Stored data
-- START --
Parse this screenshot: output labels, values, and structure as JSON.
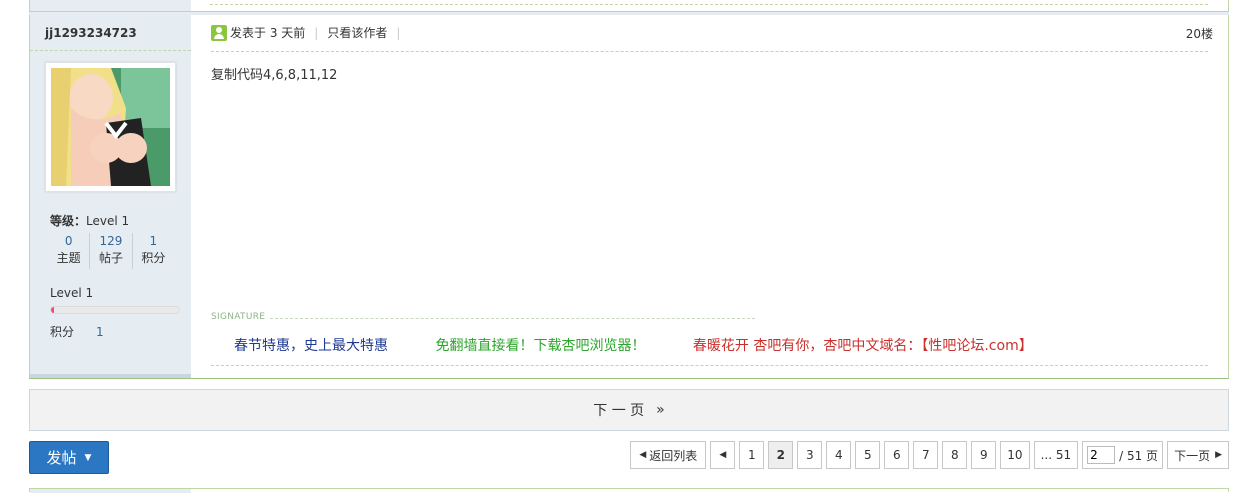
{
  "post": {
    "author": "jj1293234723",
    "posted_text": "发表于 3 天前",
    "only_author": "只看该作者",
    "floor": "20楼",
    "content": "复制代码4,6,8,11,12",
    "level_label": "等级：",
    "level_value": "Level 1",
    "stats": [
      {
        "num": "0",
        "label": "主题"
      },
      {
        "num": "129",
        "label": "帖子"
      },
      {
        "num": "1",
        "label": "积分"
      }
    ],
    "level2": "Level 1",
    "progress_fraction": 0.02,
    "points_label": "积分",
    "points_value": "1",
    "signature_label": "SIGNATURE",
    "signature_links": [
      "春节特惠，史上最大特惠",
      "免翻墙直接看！下载杏吧浏览器！",
      "春暖花开 杏吧有你，杏吧中文域名：【性吧论坛.com】"
    ]
  },
  "next_page": {
    "label": "下 一 页",
    "arrow": "»"
  },
  "post_button": {
    "label": "发帖"
  },
  "pager": {
    "back": "返回列表",
    "pages": [
      "1",
      "2",
      "3",
      "4",
      "5",
      "6",
      "7",
      "8",
      "9",
      "10",
      "... 51"
    ],
    "current": "2",
    "input_value": "2",
    "total": "/ 51 页",
    "next": "下一页"
  },
  "colors": {
    "accent": "#2b77c4",
    "author_bg": "#e5edf2",
    "border": "#c2d5a8"
  }
}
-- END --
## Do this
Quote every line word for word and keep the images out of the copy.

## Response to the exercise
Parse this screenshot: output labels, values, and structure as JSON.
{
  "post": {
    "author": "jj1293234723",
    "posted_text": "发表于 3 天前",
    "only_author": "只看该作者",
    "floor": "20楼",
    "content": "复制代码4,6,8,11,12",
    "level_label": "等级：",
    "level_value": "Level 1",
    "stats": [
      {
        "num": "0",
        "label": "主题"
      },
      {
        "num": "129",
        "label": "帖子"
      },
      {
        "num": "1",
        "label": "积分"
      }
    ],
    "level2": "Level 1",
    "progress_fraction": 0.02,
    "points_label": "积分",
    "points_value": "1",
    "signature_label": "SIGNATURE",
    "signature_links": [
      "春节特惠，史上最大特惠",
      "免翻墙直接看！下载杏吧浏览器！",
      "春暖花开 杏吧有你，杏吧中文域名：【性吧论坛.com】"
    ]
  },
  "next_page": {
    "label": "下 一 页",
    "arrow": "»"
  },
  "post_button": {
    "label": "发帖"
  },
  "pager": {
    "back": "返回列表",
    "pages": [
      "1",
      "2",
      "3",
      "4",
      "5",
      "6",
      "7",
      "8",
      "9",
      "10",
      "... 51"
    ],
    "current": "2",
    "input_value": "2",
    "total": "/ 51 页",
    "next": "下一页"
  },
  "colors": {
    "accent": "#2b77c4",
    "author_bg": "#e5edf2",
    "border": "#c2d5a8"
  }
}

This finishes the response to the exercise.